[START OF Excerpted records]

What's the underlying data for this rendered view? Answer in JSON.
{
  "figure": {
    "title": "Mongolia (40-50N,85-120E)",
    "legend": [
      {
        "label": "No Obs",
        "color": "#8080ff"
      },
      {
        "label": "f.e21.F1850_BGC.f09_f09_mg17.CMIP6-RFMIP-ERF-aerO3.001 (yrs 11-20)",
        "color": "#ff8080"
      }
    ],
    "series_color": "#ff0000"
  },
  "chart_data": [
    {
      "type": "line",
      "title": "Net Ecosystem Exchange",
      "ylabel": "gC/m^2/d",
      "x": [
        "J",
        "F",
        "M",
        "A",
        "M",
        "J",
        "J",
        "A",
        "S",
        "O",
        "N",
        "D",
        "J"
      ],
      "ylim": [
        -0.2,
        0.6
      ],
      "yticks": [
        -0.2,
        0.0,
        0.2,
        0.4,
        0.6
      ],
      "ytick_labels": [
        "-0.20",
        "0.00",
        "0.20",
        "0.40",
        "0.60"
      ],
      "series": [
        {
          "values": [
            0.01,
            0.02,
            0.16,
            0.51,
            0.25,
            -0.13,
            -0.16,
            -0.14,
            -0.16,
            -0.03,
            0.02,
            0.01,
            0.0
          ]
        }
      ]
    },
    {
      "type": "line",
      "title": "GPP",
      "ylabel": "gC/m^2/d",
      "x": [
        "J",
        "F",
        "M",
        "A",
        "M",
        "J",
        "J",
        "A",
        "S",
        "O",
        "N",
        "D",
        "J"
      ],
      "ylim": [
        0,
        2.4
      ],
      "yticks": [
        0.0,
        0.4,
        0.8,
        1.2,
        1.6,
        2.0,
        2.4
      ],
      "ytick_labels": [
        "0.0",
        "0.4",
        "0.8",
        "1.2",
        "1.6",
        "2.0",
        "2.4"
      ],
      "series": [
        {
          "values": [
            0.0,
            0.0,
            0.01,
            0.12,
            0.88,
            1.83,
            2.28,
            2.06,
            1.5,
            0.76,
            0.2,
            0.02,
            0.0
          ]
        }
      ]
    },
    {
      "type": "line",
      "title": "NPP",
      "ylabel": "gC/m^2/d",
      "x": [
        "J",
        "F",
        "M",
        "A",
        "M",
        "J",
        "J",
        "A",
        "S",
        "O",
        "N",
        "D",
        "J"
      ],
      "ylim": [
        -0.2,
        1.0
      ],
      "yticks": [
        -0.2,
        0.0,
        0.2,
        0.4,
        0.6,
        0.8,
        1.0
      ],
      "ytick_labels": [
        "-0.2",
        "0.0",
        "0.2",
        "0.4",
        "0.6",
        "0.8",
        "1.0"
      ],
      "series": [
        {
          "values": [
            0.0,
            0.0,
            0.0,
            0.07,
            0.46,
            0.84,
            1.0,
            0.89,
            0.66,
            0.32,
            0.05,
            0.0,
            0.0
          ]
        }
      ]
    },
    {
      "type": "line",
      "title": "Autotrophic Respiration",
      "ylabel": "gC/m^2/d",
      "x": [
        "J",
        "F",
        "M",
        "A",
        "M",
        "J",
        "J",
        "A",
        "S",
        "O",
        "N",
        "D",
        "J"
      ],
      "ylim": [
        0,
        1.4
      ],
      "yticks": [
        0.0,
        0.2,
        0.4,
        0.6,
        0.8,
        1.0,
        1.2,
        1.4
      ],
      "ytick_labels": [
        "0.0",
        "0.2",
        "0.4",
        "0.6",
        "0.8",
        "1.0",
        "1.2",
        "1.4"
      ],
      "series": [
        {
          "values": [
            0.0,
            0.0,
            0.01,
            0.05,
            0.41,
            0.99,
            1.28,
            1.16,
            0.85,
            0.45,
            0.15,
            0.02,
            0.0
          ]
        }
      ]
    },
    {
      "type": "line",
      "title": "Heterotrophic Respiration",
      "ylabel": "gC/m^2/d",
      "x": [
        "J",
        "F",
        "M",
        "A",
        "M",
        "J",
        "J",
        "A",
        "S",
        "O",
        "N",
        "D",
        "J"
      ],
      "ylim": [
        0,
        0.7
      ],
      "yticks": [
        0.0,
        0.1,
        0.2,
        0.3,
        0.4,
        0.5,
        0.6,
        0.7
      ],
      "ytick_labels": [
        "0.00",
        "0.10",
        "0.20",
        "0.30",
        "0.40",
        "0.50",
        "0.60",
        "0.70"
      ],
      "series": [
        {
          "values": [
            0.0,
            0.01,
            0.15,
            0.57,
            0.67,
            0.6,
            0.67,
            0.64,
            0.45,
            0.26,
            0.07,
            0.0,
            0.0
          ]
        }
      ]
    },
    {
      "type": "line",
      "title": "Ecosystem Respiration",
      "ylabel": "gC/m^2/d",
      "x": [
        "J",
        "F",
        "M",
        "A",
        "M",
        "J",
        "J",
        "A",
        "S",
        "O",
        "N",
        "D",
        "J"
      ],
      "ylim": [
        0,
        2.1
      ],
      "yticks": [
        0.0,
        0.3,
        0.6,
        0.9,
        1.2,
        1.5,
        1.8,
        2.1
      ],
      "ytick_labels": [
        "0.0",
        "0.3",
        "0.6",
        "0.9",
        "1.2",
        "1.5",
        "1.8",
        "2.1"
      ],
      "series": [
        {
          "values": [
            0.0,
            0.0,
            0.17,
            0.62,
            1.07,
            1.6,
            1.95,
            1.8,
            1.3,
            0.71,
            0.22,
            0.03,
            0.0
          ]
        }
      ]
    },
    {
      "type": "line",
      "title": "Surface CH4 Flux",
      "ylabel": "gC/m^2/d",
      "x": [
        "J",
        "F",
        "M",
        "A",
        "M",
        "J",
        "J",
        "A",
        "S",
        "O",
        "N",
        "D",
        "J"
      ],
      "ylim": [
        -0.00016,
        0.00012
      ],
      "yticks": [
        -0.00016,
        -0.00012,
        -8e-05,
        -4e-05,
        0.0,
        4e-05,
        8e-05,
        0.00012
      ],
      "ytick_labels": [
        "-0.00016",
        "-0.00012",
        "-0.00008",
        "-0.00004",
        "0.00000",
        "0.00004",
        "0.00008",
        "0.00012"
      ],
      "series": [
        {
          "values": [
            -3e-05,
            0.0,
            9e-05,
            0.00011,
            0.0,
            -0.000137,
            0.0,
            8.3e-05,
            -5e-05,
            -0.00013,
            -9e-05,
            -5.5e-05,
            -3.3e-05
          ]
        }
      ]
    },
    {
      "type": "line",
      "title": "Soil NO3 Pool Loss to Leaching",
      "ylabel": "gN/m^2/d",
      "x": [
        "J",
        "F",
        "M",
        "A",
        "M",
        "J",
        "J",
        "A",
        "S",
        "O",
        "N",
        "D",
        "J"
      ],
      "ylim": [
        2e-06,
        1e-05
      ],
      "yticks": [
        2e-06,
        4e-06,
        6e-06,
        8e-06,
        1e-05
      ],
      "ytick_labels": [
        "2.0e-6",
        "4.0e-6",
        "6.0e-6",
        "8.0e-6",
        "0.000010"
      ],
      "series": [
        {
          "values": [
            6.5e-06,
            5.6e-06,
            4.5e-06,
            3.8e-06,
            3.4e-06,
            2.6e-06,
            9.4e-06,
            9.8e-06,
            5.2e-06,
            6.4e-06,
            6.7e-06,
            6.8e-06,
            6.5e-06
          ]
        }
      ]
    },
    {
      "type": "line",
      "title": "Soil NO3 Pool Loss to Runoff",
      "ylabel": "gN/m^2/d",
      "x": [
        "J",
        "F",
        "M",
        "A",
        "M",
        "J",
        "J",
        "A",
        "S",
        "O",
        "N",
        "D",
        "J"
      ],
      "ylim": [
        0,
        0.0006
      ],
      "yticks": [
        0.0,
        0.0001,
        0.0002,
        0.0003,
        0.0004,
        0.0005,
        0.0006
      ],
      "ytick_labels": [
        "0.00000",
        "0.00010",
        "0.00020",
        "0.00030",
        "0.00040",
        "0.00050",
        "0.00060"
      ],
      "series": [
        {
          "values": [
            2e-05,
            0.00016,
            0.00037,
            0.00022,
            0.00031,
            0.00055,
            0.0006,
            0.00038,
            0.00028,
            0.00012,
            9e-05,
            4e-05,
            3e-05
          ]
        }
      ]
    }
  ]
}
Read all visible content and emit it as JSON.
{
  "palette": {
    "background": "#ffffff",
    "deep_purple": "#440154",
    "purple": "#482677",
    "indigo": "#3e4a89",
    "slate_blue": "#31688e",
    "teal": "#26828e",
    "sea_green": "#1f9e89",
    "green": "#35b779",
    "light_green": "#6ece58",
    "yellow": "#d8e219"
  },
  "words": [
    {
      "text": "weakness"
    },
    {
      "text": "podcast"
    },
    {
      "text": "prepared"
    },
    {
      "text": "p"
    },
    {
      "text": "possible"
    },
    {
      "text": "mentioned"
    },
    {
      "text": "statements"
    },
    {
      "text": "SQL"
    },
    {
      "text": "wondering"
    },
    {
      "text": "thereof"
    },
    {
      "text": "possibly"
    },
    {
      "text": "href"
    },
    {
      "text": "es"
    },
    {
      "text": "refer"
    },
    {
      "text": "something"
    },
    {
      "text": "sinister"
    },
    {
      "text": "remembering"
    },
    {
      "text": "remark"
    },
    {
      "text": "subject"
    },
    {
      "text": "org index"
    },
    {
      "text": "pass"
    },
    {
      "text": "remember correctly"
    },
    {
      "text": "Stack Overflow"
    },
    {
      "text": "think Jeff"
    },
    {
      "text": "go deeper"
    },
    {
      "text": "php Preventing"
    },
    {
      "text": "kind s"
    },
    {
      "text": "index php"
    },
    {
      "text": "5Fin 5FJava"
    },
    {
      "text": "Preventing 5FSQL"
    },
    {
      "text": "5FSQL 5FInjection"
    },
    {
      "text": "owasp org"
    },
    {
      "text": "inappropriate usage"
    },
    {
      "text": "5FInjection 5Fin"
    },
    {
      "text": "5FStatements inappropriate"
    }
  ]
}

[END OF Excerpted records]

* [What the exercise asks]:
Note every line above where the string "Ecosystem" shows up, and copy those lines.

* [Correct output]:
      "title": "Net Ecosystem Exchange",
      "title": "Ecosystem Respiration",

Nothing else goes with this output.